▸ **SHORT EXERCISE**: Give the entries back exactly, dropping each image.

** START GIVEN RECORDS **

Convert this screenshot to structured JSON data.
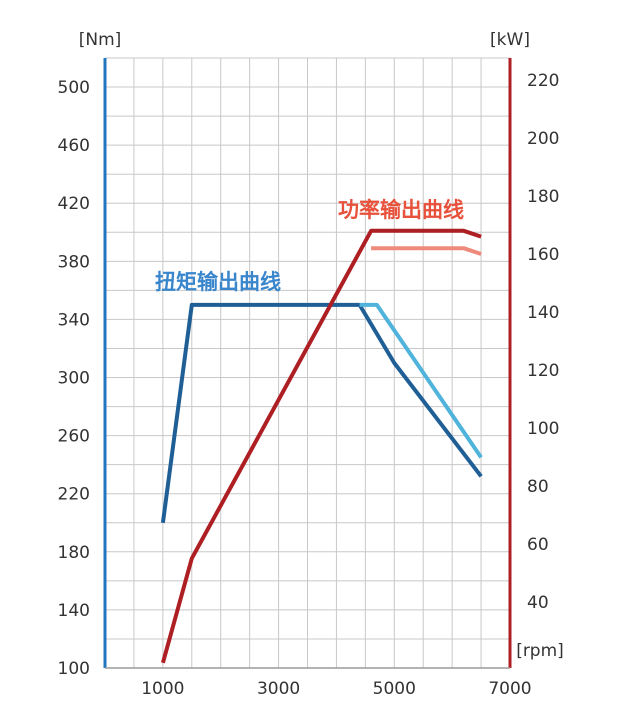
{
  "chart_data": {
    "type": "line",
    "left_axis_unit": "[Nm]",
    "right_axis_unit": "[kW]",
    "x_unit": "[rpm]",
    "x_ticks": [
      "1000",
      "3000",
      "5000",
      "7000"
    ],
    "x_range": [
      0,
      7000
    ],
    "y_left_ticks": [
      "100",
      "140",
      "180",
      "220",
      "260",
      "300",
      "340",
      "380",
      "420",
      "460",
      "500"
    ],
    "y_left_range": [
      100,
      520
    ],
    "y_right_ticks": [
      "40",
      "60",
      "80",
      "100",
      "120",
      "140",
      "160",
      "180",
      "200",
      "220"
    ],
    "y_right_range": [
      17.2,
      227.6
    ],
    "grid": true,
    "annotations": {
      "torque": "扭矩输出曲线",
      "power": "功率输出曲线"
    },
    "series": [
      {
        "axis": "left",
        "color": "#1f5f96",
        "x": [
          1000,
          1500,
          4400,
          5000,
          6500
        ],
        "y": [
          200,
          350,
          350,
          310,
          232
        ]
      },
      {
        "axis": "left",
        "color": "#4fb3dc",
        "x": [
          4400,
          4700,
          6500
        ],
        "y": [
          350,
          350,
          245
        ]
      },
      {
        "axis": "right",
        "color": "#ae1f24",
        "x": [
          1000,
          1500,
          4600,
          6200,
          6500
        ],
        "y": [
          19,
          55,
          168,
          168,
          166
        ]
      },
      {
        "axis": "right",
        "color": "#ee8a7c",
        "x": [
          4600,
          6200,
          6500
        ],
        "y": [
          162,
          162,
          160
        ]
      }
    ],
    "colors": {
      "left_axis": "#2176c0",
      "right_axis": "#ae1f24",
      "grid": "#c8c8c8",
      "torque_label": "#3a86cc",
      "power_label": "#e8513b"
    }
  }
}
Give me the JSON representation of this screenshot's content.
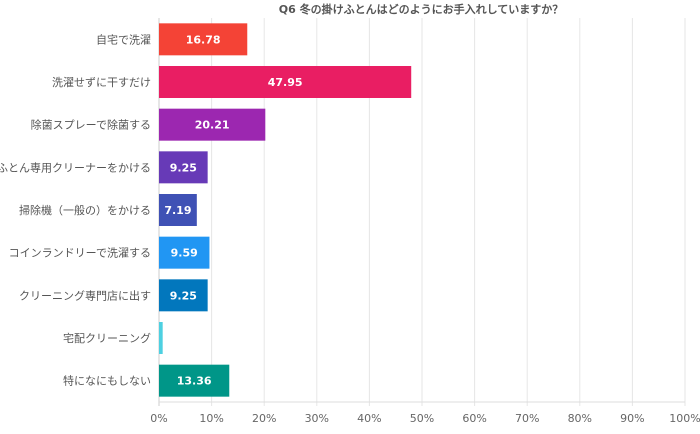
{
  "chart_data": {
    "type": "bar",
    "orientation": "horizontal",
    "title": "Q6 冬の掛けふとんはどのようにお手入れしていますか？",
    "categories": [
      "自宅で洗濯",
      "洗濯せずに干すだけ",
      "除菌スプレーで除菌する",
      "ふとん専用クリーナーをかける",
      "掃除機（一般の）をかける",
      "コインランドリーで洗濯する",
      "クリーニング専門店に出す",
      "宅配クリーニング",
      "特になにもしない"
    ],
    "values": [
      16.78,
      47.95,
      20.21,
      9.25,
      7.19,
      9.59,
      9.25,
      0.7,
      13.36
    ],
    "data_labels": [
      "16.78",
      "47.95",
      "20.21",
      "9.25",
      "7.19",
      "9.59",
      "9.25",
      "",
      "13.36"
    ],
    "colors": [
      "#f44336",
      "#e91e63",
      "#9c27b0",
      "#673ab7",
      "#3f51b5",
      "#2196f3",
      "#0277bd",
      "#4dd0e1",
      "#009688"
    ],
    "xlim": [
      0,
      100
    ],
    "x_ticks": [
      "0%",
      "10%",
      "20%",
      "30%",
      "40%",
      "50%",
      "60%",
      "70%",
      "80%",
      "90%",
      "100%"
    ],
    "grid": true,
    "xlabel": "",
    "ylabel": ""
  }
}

** END GIVEN RECORDS **

▸ **EXERCISE OUTPUT**:
Convert this screenshot to structured JSON data.
{
  "chart_data": {
    "type": "line",
    "left_axis_unit": "[Nm]",
    "right_axis_unit": "[kW]",
    "x_unit": "[rpm]",
    "x_ticks": [
      "1000",
      "3000",
      "5000",
      "7000"
    ],
    "x_range": [
      0,
      7000
    ],
    "y_left_ticks": [
      "100",
      "140",
      "180",
      "220",
      "260",
      "300",
      "340",
      "380",
      "420",
      "460",
      "500"
    ],
    "y_left_range": [
      100,
      520
    ],
    "y_right_ticks": [
      "40",
      "60",
      "80",
      "100",
      "120",
      "140",
      "160",
      "180",
      "200",
      "220"
    ],
    "y_right_range": [
      17.2,
      227.6
    ],
    "grid": true,
    "annotations": {
      "torque": "扭矩输出曲线",
      "power": "功率输出曲线"
    },
    "series": [
      {
        "axis": "left",
        "color": "#1f5f96",
        "x": [
          1000,
          1500,
          4400,
          5000,
          6500
        ],
        "y": [
          200,
          350,
          350,
          310,
          232
        ]
      },
      {
        "axis": "left",
        "color": "#4fb3dc",
        "x": [
          4400,
          4700,
          6500
        ],
        "y": [
          350,
          350,
          245
        ]
      },
      {
        "axis": "right",
        "color": "#ae1f24",
        "x": [
          1000,
          1500,
          4600,
          6200,
          6500
        ],
        "y": [
          19,
          55,
          168,
          168,
          166
        ]
      },
      {
        "axis": "right",
        "color": "#ee8a7c",
        "x": [
          4600,
          6200,
          6500
        ],
        "y": [
          162,
          162,
          160
        ]
      }
    ],
    "colors": {
      "left_axis": "#2176c0",
      "right_axis": "#ae1f24",
      "grid": "#c8c8c8",
      "torque_label": "#3a86cc",
      "power_label": "#e8513b"
    }
  }
}
Give me the JSON representation of this screenshot's content.
{
  "chart_data": {
    "type": "bar",
    "orientation": "horizontal",
    "title": "Q6 冬の掛けふとんはどのようにお手入れしていますか？",
    "categories": [
      "自宅で洗濯",
      "洗濯せずに干すだけ",
      "除菌スプレーで除菌する",
      "ふとん専用クリーナーをかける",
      "掃除機（一般の）をかける",
      "コインランドリーで洗濯する",
      "クリーニング専門店に出す",
      "宅配クリーニング",
      "特になにもしない"
    ],
    "values": [
      16.78,
      47.95,
      20.21,
      9.25,
      7.19,
      9.59,
      9.25,
      0.7,
      13.36
    ],
    "data_labels": [
      "16.78",
      "47.95",
      "20.21",
      "9.25",
      "7.19",
      "9.59",
      "9.25",
      "",
      "13.36"
    ],
    "colors": [
      "#f44336",
      "#e91e63",
      "#9c27b0",
      "#673ab7",
      "#3f51b5",
      "#2196f3",
      "#0277bd",
      "#4dd0e1",
      "#009688"
    ],
    "xlim": [
      0,
      100
    ],
    "x_ticks": [
      "0%",
      "10%",
      "20%",
      "30%",
      "40%",
      "50%",
      "60%",
      "70%",
      "80%",
      "90%",
      "100%"
    ],
    "grid": true,
    "xlabel": "",
    "ylabel": ""
  }
}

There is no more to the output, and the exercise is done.